_What is needed_
Give the count of lines in the data that include the string "icon", with no added remarks.

_Supplied material_
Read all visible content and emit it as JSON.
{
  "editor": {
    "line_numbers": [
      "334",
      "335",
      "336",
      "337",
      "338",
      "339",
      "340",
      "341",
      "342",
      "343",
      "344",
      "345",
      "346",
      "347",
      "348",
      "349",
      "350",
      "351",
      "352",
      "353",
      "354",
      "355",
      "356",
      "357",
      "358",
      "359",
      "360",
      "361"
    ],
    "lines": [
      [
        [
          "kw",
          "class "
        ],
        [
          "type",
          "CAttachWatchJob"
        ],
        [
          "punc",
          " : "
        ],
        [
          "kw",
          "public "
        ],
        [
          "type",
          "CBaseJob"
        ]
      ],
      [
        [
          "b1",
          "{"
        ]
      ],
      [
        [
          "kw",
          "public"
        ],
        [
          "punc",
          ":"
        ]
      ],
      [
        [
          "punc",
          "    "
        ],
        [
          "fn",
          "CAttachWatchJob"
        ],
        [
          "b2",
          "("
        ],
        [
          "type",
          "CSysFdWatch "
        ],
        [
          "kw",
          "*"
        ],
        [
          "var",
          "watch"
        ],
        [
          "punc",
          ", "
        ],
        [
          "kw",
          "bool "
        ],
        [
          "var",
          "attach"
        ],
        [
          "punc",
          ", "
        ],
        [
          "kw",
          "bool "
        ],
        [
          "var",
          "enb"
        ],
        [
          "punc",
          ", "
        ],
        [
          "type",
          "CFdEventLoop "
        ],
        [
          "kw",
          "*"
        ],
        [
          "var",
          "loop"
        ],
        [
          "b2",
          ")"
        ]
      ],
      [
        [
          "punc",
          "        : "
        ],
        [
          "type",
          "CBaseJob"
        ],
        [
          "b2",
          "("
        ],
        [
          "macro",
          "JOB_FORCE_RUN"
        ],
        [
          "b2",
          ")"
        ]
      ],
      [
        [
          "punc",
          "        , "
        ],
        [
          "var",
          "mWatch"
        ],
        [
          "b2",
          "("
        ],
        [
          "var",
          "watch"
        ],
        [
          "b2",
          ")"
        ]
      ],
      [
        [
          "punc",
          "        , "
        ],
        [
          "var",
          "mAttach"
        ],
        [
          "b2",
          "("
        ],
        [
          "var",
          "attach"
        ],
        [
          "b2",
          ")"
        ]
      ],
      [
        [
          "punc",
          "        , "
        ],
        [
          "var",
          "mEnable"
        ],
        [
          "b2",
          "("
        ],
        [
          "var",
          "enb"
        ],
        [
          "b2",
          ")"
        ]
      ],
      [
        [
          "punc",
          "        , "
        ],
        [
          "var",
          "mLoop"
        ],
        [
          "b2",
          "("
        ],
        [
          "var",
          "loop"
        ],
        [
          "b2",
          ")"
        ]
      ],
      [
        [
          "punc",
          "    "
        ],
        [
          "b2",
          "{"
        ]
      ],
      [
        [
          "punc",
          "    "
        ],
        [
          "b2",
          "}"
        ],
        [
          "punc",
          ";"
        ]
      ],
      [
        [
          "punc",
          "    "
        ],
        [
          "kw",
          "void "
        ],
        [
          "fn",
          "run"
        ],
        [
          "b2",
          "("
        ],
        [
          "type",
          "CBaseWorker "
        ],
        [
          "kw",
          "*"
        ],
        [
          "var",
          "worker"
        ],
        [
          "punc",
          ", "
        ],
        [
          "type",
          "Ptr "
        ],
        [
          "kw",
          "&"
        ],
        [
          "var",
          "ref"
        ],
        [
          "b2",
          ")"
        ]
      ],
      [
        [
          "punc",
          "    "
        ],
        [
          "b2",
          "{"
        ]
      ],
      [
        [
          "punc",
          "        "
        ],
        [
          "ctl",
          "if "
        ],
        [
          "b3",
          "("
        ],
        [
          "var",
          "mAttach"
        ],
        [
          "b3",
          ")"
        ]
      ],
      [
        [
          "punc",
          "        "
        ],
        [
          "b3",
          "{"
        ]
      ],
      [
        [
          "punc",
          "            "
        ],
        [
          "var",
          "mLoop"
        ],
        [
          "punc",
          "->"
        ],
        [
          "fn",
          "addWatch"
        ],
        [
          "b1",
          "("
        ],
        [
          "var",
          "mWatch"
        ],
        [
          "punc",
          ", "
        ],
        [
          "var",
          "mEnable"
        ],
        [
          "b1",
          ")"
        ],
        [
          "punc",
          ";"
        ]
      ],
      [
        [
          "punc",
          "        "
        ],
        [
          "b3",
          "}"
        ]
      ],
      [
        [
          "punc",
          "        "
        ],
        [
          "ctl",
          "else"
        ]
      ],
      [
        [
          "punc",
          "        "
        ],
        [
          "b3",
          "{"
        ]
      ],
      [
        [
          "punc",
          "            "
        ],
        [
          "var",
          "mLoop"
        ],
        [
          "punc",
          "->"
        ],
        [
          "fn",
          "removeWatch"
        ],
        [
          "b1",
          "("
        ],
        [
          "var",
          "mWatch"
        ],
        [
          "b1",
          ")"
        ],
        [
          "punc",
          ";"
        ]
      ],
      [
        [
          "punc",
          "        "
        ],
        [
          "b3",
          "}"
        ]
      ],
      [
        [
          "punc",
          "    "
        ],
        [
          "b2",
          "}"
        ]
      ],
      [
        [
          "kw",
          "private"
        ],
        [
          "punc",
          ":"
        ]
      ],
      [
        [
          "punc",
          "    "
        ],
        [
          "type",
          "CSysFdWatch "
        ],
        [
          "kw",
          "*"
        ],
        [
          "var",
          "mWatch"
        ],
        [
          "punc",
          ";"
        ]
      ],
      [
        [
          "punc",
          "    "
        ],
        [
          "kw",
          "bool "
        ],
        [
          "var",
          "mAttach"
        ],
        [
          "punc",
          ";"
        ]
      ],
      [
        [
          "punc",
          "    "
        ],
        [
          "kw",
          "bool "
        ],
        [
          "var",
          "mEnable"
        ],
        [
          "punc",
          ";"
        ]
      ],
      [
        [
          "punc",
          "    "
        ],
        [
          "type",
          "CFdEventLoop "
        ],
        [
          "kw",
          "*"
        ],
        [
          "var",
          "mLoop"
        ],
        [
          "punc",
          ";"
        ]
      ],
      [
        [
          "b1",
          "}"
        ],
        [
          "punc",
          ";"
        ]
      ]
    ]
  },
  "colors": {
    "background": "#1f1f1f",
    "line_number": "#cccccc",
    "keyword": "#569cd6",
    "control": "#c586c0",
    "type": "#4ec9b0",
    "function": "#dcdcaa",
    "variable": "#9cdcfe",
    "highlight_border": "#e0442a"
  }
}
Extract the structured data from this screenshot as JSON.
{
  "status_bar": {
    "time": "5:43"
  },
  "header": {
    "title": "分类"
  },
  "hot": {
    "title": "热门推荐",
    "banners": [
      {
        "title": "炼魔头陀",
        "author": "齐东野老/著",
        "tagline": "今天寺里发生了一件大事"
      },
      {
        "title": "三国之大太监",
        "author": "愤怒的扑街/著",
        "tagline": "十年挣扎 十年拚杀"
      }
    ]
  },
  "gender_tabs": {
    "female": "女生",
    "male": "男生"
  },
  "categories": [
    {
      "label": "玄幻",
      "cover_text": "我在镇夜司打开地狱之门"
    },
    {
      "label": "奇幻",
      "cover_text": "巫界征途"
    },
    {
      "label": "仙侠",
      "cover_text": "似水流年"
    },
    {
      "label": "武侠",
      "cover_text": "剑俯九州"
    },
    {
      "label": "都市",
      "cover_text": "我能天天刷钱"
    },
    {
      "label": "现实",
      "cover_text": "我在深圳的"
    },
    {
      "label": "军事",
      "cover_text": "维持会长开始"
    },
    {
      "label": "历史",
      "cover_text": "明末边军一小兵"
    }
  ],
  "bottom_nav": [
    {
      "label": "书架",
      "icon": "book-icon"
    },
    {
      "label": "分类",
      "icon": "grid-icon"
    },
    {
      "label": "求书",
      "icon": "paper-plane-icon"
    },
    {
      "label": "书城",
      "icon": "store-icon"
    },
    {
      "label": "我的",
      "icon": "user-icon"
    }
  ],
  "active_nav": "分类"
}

_Finished task_
5